Recorded data:

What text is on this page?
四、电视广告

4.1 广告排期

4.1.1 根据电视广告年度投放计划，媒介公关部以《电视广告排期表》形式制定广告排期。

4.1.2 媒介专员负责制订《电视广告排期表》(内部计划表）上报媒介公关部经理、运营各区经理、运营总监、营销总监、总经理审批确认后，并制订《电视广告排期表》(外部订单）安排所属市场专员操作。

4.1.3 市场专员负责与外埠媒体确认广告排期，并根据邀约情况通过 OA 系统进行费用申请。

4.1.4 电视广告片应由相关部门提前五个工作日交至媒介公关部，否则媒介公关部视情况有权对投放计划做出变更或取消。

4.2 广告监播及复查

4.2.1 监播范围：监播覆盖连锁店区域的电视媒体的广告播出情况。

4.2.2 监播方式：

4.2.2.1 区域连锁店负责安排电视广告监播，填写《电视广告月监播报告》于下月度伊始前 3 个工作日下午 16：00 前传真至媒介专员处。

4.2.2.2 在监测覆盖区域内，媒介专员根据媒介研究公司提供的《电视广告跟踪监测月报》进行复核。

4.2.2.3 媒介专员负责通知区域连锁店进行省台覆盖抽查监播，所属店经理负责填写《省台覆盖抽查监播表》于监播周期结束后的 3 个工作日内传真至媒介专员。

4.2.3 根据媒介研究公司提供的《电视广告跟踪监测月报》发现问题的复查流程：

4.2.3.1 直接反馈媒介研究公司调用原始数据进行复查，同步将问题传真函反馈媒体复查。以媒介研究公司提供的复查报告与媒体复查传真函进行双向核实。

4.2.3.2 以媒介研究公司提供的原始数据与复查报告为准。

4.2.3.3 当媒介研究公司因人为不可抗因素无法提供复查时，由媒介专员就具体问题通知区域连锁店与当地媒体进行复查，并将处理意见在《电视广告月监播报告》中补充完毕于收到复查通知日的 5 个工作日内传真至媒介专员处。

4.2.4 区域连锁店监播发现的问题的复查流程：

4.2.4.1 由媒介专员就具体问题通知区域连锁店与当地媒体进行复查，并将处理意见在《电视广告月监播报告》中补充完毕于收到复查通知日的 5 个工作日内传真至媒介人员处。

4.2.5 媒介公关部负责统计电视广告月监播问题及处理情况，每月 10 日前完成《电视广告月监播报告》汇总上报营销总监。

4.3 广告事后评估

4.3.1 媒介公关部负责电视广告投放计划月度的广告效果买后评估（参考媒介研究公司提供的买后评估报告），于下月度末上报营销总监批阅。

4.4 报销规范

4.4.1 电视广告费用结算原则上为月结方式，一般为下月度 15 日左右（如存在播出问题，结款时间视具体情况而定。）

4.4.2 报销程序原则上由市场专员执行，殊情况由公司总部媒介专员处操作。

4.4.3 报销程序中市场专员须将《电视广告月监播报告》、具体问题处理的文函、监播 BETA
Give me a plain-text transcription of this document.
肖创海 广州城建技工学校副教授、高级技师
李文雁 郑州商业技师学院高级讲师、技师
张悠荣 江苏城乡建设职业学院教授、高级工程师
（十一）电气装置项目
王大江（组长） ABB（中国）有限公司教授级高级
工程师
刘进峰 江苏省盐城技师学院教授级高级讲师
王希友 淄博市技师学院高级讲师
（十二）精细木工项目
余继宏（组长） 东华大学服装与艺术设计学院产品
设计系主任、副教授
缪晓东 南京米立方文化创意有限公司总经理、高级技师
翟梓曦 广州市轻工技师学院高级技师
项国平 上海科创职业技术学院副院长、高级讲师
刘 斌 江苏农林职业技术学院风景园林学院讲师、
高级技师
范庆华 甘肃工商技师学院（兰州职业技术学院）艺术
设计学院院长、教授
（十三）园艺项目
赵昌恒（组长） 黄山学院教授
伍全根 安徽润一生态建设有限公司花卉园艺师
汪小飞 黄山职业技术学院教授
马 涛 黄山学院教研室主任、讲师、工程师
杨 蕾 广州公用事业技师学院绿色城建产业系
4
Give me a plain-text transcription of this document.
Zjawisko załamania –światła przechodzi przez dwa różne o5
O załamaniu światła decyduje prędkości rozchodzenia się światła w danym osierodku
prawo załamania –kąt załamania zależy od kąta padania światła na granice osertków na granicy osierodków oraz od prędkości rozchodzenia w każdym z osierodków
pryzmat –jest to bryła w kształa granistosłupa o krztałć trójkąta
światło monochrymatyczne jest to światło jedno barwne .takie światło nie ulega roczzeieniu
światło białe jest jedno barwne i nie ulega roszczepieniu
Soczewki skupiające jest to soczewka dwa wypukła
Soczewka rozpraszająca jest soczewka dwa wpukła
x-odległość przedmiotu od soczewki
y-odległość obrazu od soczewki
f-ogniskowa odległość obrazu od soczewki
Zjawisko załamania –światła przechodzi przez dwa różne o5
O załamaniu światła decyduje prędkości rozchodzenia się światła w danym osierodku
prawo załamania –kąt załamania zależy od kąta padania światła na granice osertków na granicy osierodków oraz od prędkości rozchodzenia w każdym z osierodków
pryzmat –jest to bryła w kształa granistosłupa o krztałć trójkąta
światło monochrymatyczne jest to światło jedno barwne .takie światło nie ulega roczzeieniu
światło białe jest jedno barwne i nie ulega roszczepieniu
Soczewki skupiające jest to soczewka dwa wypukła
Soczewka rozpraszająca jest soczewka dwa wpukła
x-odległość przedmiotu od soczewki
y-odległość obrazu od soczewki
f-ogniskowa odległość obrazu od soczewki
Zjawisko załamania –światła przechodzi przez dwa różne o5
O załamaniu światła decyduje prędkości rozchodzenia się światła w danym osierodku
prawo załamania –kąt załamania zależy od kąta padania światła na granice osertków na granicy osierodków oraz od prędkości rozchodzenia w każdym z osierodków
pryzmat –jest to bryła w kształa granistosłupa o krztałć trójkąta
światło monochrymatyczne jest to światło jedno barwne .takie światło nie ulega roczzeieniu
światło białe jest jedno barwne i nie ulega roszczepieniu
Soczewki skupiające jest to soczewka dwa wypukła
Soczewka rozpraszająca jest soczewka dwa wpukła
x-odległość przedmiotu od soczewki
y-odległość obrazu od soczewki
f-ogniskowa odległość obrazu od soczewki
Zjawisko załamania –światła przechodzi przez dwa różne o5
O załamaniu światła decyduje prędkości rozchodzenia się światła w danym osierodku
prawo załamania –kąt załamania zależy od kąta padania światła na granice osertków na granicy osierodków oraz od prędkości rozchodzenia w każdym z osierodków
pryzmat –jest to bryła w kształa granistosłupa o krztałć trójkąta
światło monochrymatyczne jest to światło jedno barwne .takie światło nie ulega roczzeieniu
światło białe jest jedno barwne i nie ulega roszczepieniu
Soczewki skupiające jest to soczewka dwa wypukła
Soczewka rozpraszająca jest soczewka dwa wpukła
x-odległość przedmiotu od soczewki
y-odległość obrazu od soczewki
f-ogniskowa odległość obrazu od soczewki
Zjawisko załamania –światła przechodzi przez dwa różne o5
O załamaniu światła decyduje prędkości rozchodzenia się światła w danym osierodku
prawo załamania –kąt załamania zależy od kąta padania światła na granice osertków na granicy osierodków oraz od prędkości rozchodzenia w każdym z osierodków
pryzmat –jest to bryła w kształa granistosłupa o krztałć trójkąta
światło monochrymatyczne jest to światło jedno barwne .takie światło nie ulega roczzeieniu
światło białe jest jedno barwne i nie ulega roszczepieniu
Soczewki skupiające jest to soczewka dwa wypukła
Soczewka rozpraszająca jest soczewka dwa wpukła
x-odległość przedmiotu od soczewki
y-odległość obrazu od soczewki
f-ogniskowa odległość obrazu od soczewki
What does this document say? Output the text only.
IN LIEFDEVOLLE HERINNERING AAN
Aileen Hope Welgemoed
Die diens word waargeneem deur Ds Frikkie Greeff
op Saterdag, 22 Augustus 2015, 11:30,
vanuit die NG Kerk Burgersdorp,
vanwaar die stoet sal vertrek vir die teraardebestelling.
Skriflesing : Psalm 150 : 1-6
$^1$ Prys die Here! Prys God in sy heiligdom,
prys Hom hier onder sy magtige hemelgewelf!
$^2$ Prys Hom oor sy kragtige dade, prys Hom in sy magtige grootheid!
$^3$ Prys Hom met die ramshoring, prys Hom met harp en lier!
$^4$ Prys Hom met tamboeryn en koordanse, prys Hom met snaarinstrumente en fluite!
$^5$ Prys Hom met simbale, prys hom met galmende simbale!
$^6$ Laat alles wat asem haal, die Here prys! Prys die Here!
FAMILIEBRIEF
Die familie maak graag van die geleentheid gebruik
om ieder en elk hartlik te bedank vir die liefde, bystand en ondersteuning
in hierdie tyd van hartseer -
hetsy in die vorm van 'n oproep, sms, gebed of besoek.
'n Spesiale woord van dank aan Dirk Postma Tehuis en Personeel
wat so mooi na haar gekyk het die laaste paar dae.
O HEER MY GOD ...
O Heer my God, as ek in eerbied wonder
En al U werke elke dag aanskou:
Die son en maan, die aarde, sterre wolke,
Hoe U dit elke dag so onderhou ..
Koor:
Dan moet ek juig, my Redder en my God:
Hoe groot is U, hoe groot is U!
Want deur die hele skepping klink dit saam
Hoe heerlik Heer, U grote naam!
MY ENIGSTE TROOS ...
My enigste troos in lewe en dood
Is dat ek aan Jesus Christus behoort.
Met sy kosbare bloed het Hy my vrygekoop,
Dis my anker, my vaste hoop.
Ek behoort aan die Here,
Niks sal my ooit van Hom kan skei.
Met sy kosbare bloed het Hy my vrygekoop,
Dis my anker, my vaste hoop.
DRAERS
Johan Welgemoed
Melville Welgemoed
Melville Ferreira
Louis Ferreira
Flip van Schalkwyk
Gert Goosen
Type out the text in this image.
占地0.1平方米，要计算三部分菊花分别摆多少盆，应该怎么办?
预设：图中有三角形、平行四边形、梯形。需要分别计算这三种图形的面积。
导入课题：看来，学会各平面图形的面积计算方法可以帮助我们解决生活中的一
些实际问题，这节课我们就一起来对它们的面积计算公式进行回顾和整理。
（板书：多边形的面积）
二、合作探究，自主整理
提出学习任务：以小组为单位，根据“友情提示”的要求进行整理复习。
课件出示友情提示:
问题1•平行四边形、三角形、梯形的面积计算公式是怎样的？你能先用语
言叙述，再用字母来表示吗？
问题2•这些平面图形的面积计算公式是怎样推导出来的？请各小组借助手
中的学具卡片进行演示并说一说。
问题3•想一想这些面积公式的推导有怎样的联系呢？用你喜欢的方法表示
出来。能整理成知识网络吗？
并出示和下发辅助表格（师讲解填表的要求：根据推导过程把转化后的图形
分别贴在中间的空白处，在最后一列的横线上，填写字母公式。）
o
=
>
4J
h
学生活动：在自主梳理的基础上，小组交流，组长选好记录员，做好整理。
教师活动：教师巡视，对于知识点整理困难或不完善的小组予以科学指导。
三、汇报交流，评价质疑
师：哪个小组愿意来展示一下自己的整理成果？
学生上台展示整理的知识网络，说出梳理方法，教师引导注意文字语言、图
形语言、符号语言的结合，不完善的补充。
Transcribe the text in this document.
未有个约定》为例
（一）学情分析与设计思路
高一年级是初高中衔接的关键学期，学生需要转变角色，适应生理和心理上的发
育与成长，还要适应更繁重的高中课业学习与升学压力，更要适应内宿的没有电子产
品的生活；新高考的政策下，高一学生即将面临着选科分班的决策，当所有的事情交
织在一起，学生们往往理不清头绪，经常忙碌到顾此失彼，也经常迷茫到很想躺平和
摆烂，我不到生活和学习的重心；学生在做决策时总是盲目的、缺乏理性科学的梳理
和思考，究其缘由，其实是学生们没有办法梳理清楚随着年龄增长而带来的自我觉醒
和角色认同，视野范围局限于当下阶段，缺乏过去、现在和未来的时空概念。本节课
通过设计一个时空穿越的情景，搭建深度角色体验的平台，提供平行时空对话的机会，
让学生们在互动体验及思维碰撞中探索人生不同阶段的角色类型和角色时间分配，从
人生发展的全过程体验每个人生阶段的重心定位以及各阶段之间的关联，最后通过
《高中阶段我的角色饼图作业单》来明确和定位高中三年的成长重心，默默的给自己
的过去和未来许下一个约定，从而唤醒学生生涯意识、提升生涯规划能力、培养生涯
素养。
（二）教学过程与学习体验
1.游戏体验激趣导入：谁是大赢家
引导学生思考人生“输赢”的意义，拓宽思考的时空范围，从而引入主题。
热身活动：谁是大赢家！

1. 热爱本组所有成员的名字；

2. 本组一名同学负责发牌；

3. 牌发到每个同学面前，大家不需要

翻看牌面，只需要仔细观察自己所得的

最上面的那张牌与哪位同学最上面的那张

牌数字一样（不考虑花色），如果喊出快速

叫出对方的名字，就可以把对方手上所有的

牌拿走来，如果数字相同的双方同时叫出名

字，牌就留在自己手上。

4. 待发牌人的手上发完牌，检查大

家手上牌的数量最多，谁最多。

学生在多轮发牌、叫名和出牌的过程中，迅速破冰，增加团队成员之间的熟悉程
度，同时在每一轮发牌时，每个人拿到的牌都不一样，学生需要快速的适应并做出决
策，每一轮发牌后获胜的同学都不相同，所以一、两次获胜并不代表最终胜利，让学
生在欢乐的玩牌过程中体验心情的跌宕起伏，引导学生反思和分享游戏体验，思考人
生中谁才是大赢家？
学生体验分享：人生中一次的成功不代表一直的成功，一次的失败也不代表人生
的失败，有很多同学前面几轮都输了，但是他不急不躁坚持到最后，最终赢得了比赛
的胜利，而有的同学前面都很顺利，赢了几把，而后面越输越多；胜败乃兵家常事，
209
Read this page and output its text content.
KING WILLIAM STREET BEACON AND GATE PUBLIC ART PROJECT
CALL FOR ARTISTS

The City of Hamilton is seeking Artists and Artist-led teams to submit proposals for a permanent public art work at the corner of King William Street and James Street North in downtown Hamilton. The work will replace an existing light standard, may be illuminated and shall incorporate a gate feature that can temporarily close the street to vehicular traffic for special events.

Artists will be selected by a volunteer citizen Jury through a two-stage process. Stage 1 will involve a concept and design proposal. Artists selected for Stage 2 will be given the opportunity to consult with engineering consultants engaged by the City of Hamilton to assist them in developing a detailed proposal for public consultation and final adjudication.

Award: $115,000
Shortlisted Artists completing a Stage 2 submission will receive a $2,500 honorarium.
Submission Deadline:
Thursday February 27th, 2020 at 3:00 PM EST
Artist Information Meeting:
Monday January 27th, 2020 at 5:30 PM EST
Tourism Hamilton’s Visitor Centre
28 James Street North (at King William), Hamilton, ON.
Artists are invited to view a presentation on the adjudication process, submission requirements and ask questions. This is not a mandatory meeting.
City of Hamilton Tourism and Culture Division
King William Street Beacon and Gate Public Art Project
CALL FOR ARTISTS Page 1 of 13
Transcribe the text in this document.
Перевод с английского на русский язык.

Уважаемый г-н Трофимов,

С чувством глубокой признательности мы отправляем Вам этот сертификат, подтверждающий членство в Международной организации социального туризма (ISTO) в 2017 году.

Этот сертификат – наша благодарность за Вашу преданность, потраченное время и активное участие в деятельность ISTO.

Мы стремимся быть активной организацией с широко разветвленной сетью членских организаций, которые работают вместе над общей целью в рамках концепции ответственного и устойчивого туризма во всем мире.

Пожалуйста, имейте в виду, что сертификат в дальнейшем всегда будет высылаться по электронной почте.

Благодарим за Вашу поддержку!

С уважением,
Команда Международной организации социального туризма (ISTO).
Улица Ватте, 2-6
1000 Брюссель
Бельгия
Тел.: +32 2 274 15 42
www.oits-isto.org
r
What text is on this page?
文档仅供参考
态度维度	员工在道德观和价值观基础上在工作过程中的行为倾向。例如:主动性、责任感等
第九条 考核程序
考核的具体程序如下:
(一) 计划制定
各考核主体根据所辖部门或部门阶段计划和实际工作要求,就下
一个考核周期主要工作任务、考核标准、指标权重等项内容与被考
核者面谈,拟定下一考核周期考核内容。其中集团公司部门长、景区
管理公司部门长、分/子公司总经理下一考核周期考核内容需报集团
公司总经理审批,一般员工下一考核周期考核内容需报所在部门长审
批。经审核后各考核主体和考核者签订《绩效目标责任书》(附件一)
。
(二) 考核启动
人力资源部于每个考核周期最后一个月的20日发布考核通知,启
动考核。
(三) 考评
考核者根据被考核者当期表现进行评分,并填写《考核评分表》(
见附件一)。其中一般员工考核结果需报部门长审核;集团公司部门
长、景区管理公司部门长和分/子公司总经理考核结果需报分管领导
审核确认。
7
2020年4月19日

> Your task:
Pick each line holding the word "Международной" out of the data and copy it.

> The solution:
С чувством глубокой признательности мы отправляем Вам этот сертификат, подтверждающий членство в Международной организации социального туризма (ISTO) в 2017 году.
Команда Международной организации социального туризма (ISTO).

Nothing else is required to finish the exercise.